Stored data entries:
____________________

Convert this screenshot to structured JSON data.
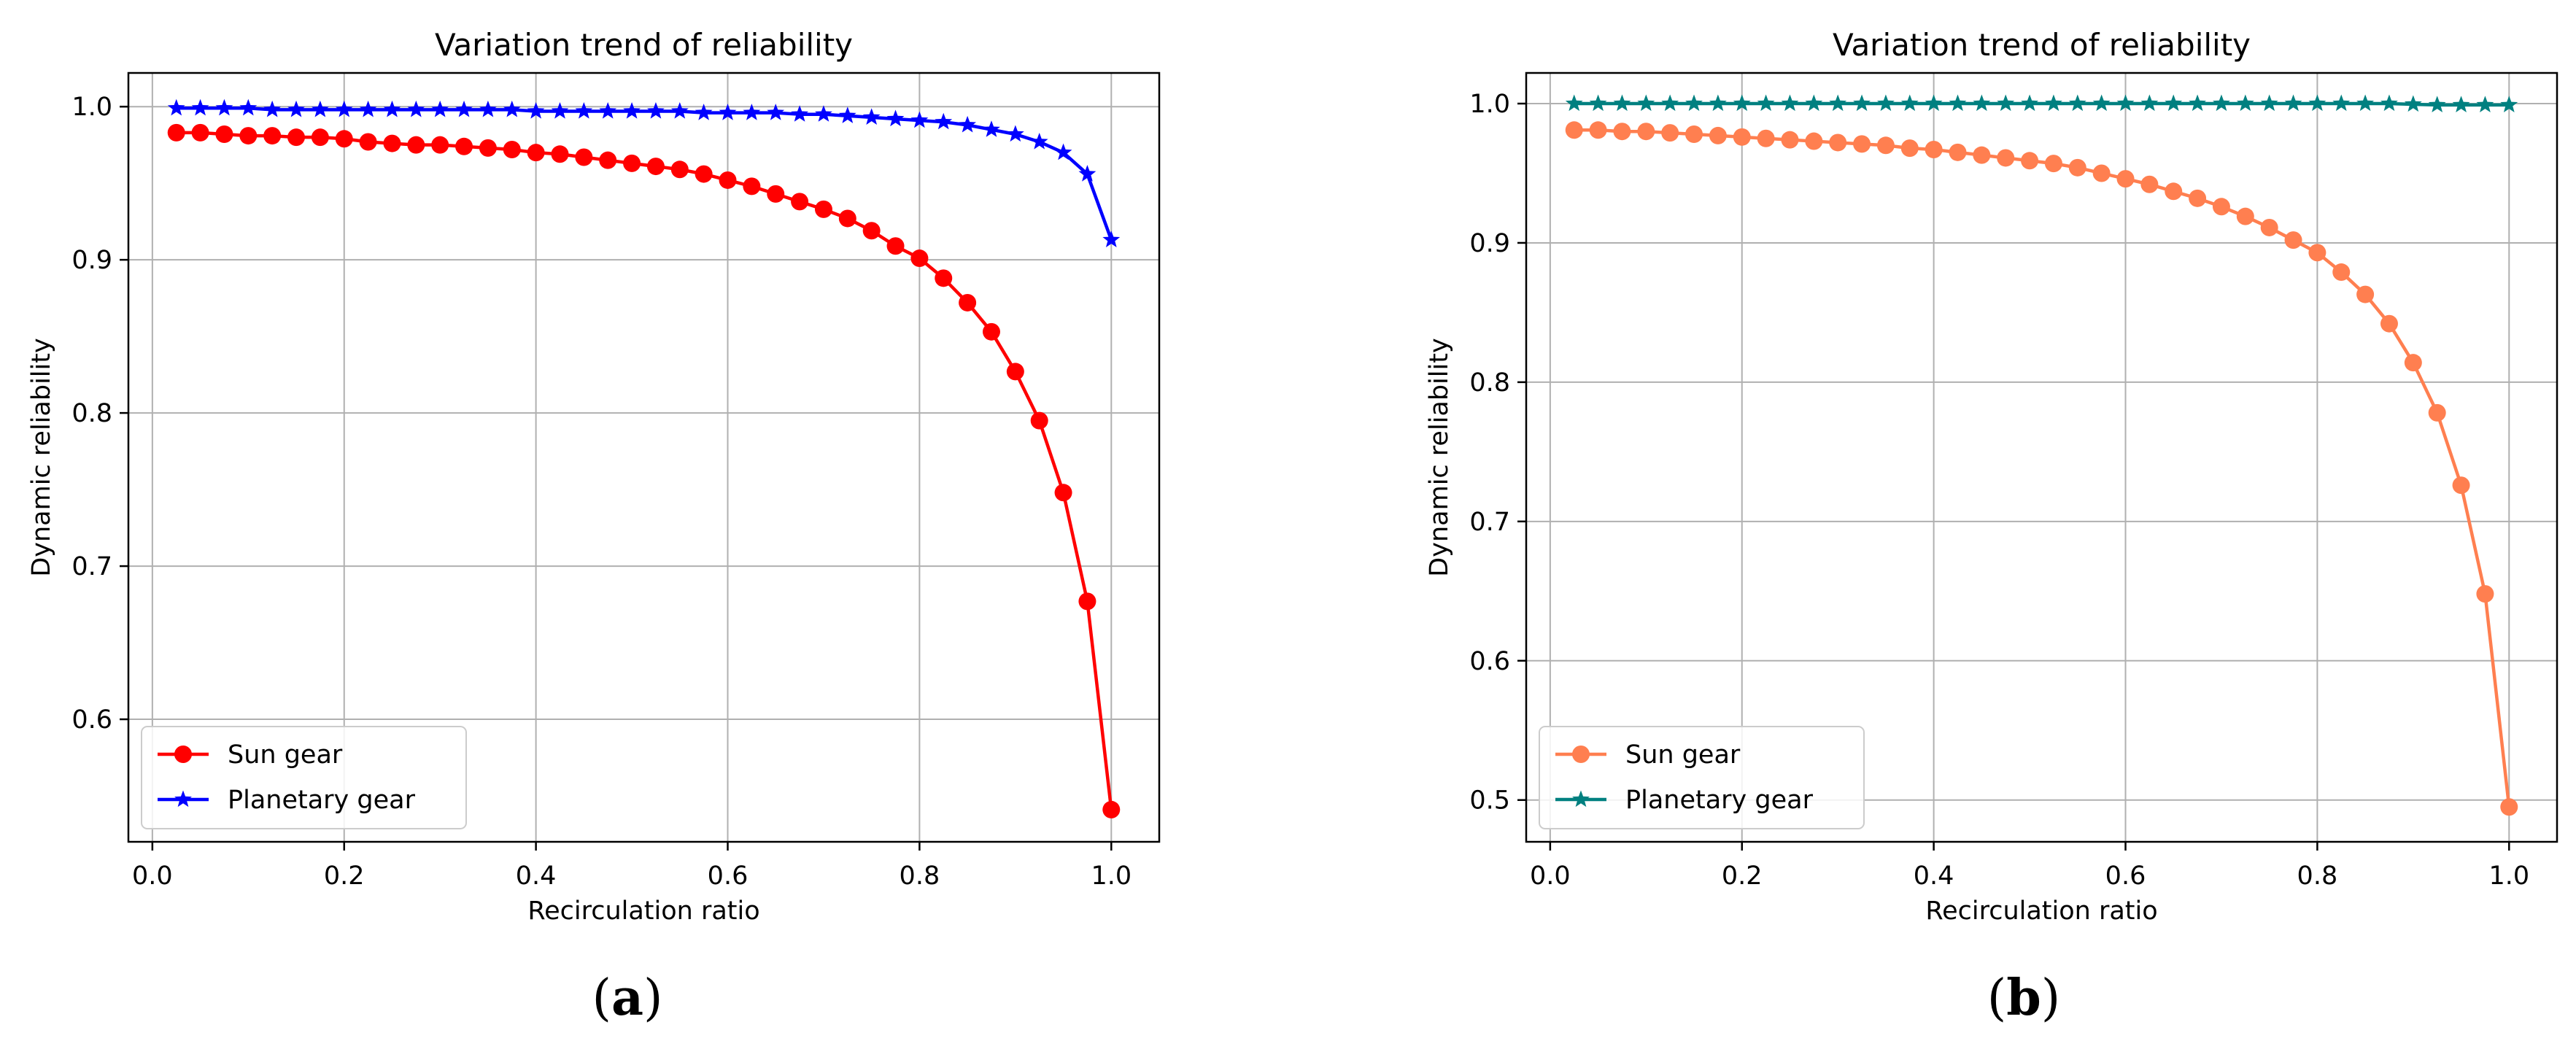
{
  "chart_data": [
    {
      "type": "line",
      "title": "Variation trend of reliability",
      "xlabel": "Recirculation ratio",
      "ylabel": "Dynamic reliability",
      "xlim": [
        -0.025,
        1.05
      ],
      "ylim": [
        0.52,
        1.022
      ],
      "xticks": [
        0.0,
        0.2,
        0.4,
        0.6,
        0.8,
        1.0
      ],
      "xtick_labels": [
        "0.0",
        "0.2",
        "0.4",
        "0.6",
        "0.8",
        "1.0"
      ],
      "yticks": [
        0.6,
        0.7,
        0.8,
        0.9,
        1.0
      ],
      "ytick_labels": [
        "0.6",
        "0.7",
        "0.8",
        "0.9",
        "1.0"
      ],
      "grid": true,
      "legend_position": "lower-left",
      "x": [
        0.025,
        0.05,
        0.075,
        0.1,
        0.125,
        0.15,
        0.175,
        0.2,
        0.225,
        0.25,
        0.275,
        0.3,
        0.325,
        0.35,
        0.375,
        0.4,
        0.425,
        0.45,
        0.475,
        0.5,
        0.525,
        0.55,
        0.575,
        0.6,
        0.625,
        0.65,
        0.675,
        0.7,
        0.725,
        0.75,
        0.775,
        0.8,
        0.825,
        0.85,
        0.875,
        0.9,
        0.925,
        0.95,
        0.975,
        1.0
      ],
      "series": [
        {
          "name": "Sun gear",
          "color": "#ff0000",
          "marker": "circle",
          "values": [
            0.983,
            0.983,
            0.982,
            0.981,
            0.981,
            0.98,
            0.98,
            0.979,
            0.977,
            0.976,
            0.975,
            0.975,
            0.974,
            0.973,
            0.972,
            0.97,
            0.969,
            0.967,
            0.965,
            0.963,
            0.961,
            0.959,
            0.956,
            0.952,
            0.948,
            0.943,
            0.938,
            0.933,
            0.927,
            0.919,
            0.909,
            0.901,
            0.888,
            0.872,
            0.853,
            0.827,
            0.795,
            0.748,
            0.677,
            0.541
          ]
        },
        {
          "name": "Planetary gear",
          "color": "#0000ff",
          "marker": "star",
          "values": [
            0.999,
            0.999,
            0.999,
            0.999,
            0.998,
            0.998,
            0.998,
            0.998,
            0.998,
            0.998,
            0.998,
            0.998,
            0.998,
            0.998,
            0.998,
            0.997,
            0.997,
            0.997,
            0.997,
            0.997,
            0.997,
            0.997,
            0.996,
            0.996,
            0.996,
            0.996,
            0.995,
            0.995,
            0.994,
            0.993,
            0.992,
            0.991,
            0.99,
            0.988,
            0.985,
            0.982,
            0.977,
            0.97,
            0.956,
            0.913
          ]
        }
      ]
    },
    {
      "type": "line",
      "title": "Variation trend of reliability",
      "xlabel": "Recirculation ratio",
      "ylabel": "Dynamic reliability",
      "xlim": [
        -0.025,
        1.05
      ],
      "ylim": [
        0.47,
        1.022
      ],
      "xticks": [
        0.0,
        0.2,
        0.4,
        0.6,
        0.8,
        1.0
      ],
      "xtick_labels": [
        "0.0",
        "0.2",
        "0.4",
        "0.6",
        "0.8",
        "1.0"
      ],
      "yticks": [
        0.5,
        0.6,
        0.7,
        0.8,
        0.9,
        1.0
      ],
      "ytick_labels": [
        "0.5",
        "0.6",
        "0.7",
        "0.8",
        "0.9",
        "1.0"
      ],
      "grid": true,
      "legend_position": "lower-left",
      "x": [
        0.025,
        0.05,
        0.075,
        0.1,
        0.125,
        0.15,
        0.175,
        0.2,
        0.225,
        0.25,
        0.275,
        0.3,
        0.325,
        0.35,
        0.375,
        0.4,
        0.425,
        0.45,
        0.475,
        0.5,
        0.525,
        0.55,
        0.575,
        0.6,
        0.625,
        0.65,
        0.675,
        0.7,
        0.725,
        0.75,
        0.775,
        0.8,
        0.825,
        0.85,
        0.875,
        0.9,
        0.925,
        0.95,
        0.975,
        1.0
      ],
      "series": [
        {
          "name": "Sun gear",
          "color": "#ff7f50",
          "marker": "circle",
          "values": [
            0.981,
            0.981,
            0.98,
            0.98,
            0.979,
            0.978,
            0.977,
            0.976,
            0.975,
            0.974,
            0.973,
            0.972,
            0.971,
            0.97,
            0.968,
            0.967,
            0.965,
            0.963,
            0.961,
            0.959,
            0.957,
            0.954,
            0.95,
            0.946,
            0.942,
            0.937,
            0.932,
            0.926,
            0.919,
            0.911,
            0.902,
            0.893,
            0.879,
            0.863,
            0.842,
            0.814,
            0.778,
            0.726,
            0.648,
            0.495
          ]
        },
        {
          "name": "Planetary gear",
          "color": "#008080",
          "marker": "star",
          "values": [
            1.0,
            1.0,
            1.0,
            1.0,
            1.0,
            1.0,
            1.0,
            1.0,
            1.0,
            1.0,
            1.0,
            1.0,
            1.0,
            1.0,
            1.0,
            1.0,
            1.0,
            1.0,
            1.0,
            1.0,
            1.0,
            1.0,
            1.0,
            1.0,
            1.0,
            1.0,
            1.0,
            1.0,
            1.0,
            1.0,
            1.0,
            1.0,
            1.0,
            1.0,
            1.0,
            0.9995,
            0.999,
            0.999,
            0.999,
            0.999
          ]
        }
      ]
    }
  ],
  "panel_labels": [
    "a",
    "b"
  ]
}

____________________

What is required: Retype all the records shown above, character for character. Omit every picture.

Written reply:
Convert this screenshot to structured JSON data.
{
  "chart_data": [
    {
      "type": "line",
      "title": "Variation trend of reliability",
      "xlabel": "Recirculation ratio",
      "ylabel": "Dynamic reliability",
      "xlim": [
        -0.025,
        1.05
      ],
      "ylim": [
        0.52,
        1.022
      ],
      "xticks": [
        0.0,
        0.2,
        0.4,
        0.6,
        0.8,
        1.0
      ],
      "xtick_labels": [
        "0.0",
        "0.2",
        "0.4",
        "0.6",
        "0.8",
        "1.0"
      ],
      "yticks": [
        0.6,
        0.7,
        0.8,
        0.9,
        1.0
      ],
      "ytick_labels": [
        "0.6",
        "0.7",
        "0.8",
        "0.9",
        "1.0"
      ],
      "grid": true,
      "legend_position": "lower-left",
      "x": [
        0.025,
        0.05,
        0.075,
        0.1,
        0.125,
        0.15,
        0.175,
        0.2,
        0.225,
        0.25,
        0.275,
        0.3,
        0.325,
        0.35,
        0.375,
        0.4,
        0.425,
        0.45,
        0.475,
        0.5,
        0.525,
        0.55,
        0.575,
        0.6,
        0.625,
        0.65,
        0.675,
        0.7,
        0.725,
        0.75,
        0.775,
        0.8,
        0.825,
        0.85,
        0.875,
        0.9,
        0.925,
        0.95,
        0.975,
        1.0
      ],
      "series": [
        {
          "name": "Sun gear",
          "color": "#ff0000",
          "marker": "circle",
          "values": [
            0.983,
            0.983,
            0.982,
            0.981,
            0.981,
            0.98,
            0.98,
            0.979,
            0.977,
            0.976,
            0.975,
            0.975,
            0.974,
            0.973,
            0.972,
            0.97,
            0.969,
            0.967,
            0.965,
            0.963,
            0.961,
            0.959,
            0.956,
            0.952,
            0.948,
            0.943,
            0.938,
            0.933,
            0.927,
            0.919,
            0.909,
            0.901,
            0.888,
            0.872,
            0.853,
            0.827,
            0.795,
            0.748,
            0.677,
            0.541
          ]
        },
        {
          "name": "Planetary gear",
          "color": "#0000ff",
          "marker": "star",
          "values": [
            0.999,
            0.999,
            0.999,
            0.999,
            0.998,
            0.998,
            0.998,
            0.998,
            0.998,
            0.998,
            0.998,
            0.998,
            0.998,
            0.998,
            0.998,
            0.997,
            0.997,
            0.997,
            0.997,
            0.997,
            0.997,
            0.997,
            0.996,
            0.996,
            0.996,
            0.996,
            0.995,
            0.995,
            0.994,
            0.993,
            0.992,
            0.991,
            0.99,
            0.988,
            0.985,
            0.982,
            0.977,
            0.97,
            0.956,
            0.913
          ]
        }
      ]
    },
    {
      "type": "line",
      "title": "Variation trend of reliability",
      "xlabel": "Recirculation ratio",
      "ylabel": "Dynamic reliability",
      "xlim": [
        -0.025,
        1.05
      ],
      "ylim": [
        0.47,
        1.022
      ],
      "xticks": [
        0.0,
        0.2,
        0.4,
        0.6,
        0.8,
        1.0
      ],
      "xtick_labels": [
        "0.0",
        "0.2",
        "0.4",
        "0.6",
        "0.8",
        "1.0"
      ],
      "yticks": [
        0.5,
        0.6,
        0.7,
        0.8,
        0.9,
        1.0
      ],
      "ytick_labels": [
        "0.5",
        "0.6",
        "0.7",
        "0.8",
        "0.9",
        "1.0"
      ],
      "grid": true,
      "legend_position": "lower-left",
      "x": [
        0.025,
        0.05,
        0.075,
        0.1,
        0.125,
        0.15,
        0.175,
        0.2,
        0.225,
        0.25,
        0.275,
        0.3,
        0.325,
        0.35,
        0.375,
        0.4,
        0.425,
        0.45,
        0.475,
        0.5,
        0.525,
        0.55,
        0.575,
        0.6,
        0.625,
        0.65,
        0.675,
        0.7,
        0.725,
        0.75,
        0.775,
        0.8,
        0.825,
        0.85,
        0.875,
        0.9,
        0.925,
        0.95,
        0.975,
        1.0
      ],
      "series": [
        {
          "name": "Sun gear",
          "color": "#ff7f50",
          "marker": "circle",
          "values": [
            0.981,
            0.981,
            0.98,
            0.98,
            0.979,
            0.978,
            0.977,
            0.976,
            0.975,
            0.974,
            0.973,
            0.972,
            0.971,
            0.97,
            0.968,
            0.967,
            0.965,
            0.963,
            0.961,
            0.959,
            0.957,
            0.954,
            0.95,
            0.946,
            0.942,
            0.937,
            0.932,
            0.926,
            0.919,
            0.911,
            0.902,
            0.893,
            0.879,
            0.863,
            0.842,
            0.814,
            0.778,
            0.726,
            0.648,
            0.495
          ]
        },
        {
          "name": "Planetary gear",
          "color": "#008080",
          "marker": "star",
          "values": [
            1.0,
            1.0,
            1.0,
            1.0,
            1.0,
            1.0,
            1.0,
            1.0,
            1.0,
            1.0,
            1.0,
            1.0,
            1.0,
            1.0,
            1.0,
            1.0,
            1.0,
            1.0,
            1.0,
            1.0,
            1.0,
            1.0,
            1.0,
            1.0,
            1.0,
            1.0,
            1.0,
            1.0,
            1.0,
            1.0,
            1.0,
            1.0,
            1.0,
            1.0,
            1.0,
            0.9995,
            0.999,
            0.999,
            0.999,
            0.999
          ]
        }
      ]
    }
  ],
  "panel_labels": [
    "a",
    "b"
  ]
}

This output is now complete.